Task requirements: Rename "category-label-line" to "caption-line" in the entries, starting at the line containing "Give bounding boxes" and ending at the line containing "481, 339, 498]". Return only those lines, with everything else in them unchanged.

Data in this exercise:
========
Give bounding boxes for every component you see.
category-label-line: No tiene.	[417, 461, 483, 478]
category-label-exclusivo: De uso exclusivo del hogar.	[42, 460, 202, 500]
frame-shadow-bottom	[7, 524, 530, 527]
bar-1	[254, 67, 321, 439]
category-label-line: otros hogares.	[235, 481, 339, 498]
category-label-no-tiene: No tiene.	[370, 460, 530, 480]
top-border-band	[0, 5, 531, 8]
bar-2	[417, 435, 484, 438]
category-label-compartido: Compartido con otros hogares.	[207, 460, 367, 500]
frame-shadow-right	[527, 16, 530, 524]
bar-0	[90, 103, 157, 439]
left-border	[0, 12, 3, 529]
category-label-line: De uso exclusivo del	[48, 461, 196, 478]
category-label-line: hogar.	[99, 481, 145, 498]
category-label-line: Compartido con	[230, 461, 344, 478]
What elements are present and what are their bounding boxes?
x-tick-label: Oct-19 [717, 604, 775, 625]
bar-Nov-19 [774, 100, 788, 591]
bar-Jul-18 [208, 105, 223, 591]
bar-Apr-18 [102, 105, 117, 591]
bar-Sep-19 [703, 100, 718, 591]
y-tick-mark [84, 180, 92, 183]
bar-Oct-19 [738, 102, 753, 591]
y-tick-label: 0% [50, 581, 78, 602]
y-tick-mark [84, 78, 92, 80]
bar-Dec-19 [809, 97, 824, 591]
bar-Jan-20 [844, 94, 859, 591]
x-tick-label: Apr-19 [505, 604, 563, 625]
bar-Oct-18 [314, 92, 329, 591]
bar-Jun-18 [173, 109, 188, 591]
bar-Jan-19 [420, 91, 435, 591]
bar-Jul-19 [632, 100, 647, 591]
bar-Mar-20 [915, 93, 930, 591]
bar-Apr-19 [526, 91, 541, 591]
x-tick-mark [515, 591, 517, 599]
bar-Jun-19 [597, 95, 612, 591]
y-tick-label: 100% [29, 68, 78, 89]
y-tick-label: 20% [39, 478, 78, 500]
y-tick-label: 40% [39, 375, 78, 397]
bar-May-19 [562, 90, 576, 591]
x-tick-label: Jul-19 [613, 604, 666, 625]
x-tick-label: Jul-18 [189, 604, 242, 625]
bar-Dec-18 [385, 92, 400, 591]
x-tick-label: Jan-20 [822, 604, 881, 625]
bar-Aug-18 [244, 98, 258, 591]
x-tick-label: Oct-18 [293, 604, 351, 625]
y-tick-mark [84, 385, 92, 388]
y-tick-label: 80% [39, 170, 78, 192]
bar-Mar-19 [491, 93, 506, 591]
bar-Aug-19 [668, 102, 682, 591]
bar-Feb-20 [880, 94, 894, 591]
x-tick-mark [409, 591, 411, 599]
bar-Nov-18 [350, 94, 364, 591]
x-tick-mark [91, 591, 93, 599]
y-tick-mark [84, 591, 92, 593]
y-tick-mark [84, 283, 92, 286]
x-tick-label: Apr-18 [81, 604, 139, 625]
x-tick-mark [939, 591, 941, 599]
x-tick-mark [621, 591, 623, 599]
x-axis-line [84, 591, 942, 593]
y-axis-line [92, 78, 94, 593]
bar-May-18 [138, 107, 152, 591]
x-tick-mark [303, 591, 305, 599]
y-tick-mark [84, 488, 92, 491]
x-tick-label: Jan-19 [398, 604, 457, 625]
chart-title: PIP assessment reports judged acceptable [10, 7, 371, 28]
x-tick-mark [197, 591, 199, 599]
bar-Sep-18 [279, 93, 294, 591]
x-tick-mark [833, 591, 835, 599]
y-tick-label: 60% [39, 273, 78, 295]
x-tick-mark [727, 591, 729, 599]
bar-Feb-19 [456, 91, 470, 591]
========
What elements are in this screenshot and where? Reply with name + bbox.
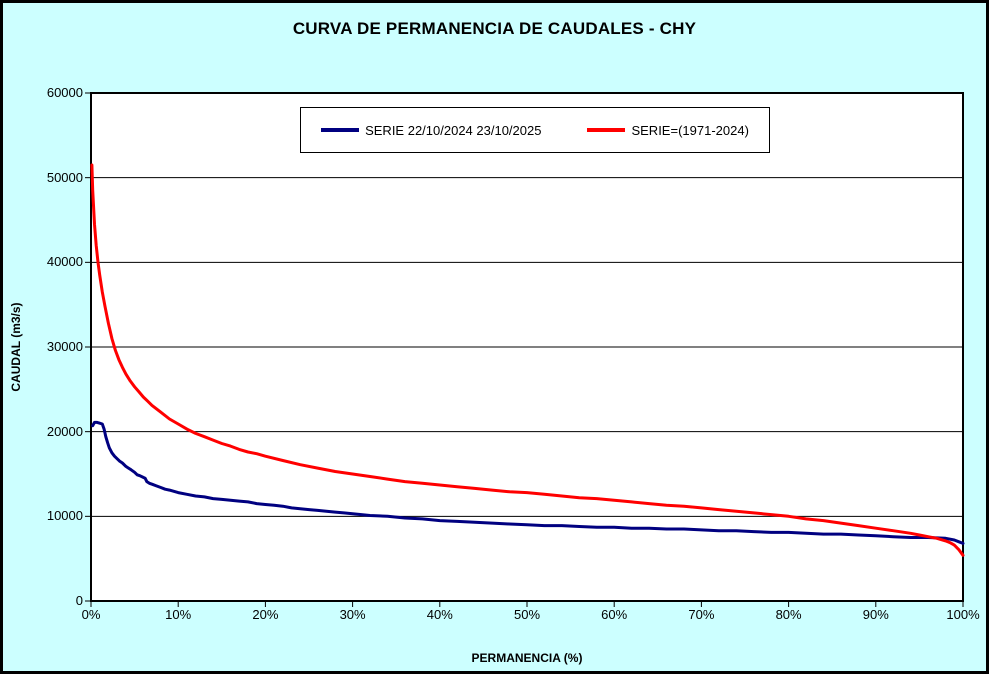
========
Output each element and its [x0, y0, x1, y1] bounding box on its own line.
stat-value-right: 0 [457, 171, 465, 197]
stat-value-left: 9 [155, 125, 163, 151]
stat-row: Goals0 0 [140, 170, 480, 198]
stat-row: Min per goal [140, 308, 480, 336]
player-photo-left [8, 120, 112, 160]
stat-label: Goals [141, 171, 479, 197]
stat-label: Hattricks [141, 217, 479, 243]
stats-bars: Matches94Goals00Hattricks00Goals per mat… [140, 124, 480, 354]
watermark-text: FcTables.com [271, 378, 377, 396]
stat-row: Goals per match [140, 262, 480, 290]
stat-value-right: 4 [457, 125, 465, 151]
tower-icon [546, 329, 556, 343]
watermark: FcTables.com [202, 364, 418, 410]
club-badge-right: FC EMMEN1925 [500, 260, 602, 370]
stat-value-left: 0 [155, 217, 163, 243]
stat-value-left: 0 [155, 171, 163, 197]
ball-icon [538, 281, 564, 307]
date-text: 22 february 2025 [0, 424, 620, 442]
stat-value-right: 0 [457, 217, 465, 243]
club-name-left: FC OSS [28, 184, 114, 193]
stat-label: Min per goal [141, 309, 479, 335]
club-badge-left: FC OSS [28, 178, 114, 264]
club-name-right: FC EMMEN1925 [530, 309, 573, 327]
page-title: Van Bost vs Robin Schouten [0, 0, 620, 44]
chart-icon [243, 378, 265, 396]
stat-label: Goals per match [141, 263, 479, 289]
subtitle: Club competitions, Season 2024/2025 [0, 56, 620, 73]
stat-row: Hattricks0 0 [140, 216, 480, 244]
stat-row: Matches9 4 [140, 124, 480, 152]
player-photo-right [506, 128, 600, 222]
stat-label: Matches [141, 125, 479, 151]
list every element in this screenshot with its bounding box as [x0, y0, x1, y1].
========
Written response:
Give bounding boxes for every component you see.
caption-line: No tiene.	[417, 461, 483, 478]
category-label-exclusivo: De uso exclusivo del hogar.	[42, 460, 202, 500]
frame-shadow-bottom	[7, 524, 530, 527]
bar-1	[254, 67, 321, 439]
caption-line: otros hogares.	[235, 481, 339, 498]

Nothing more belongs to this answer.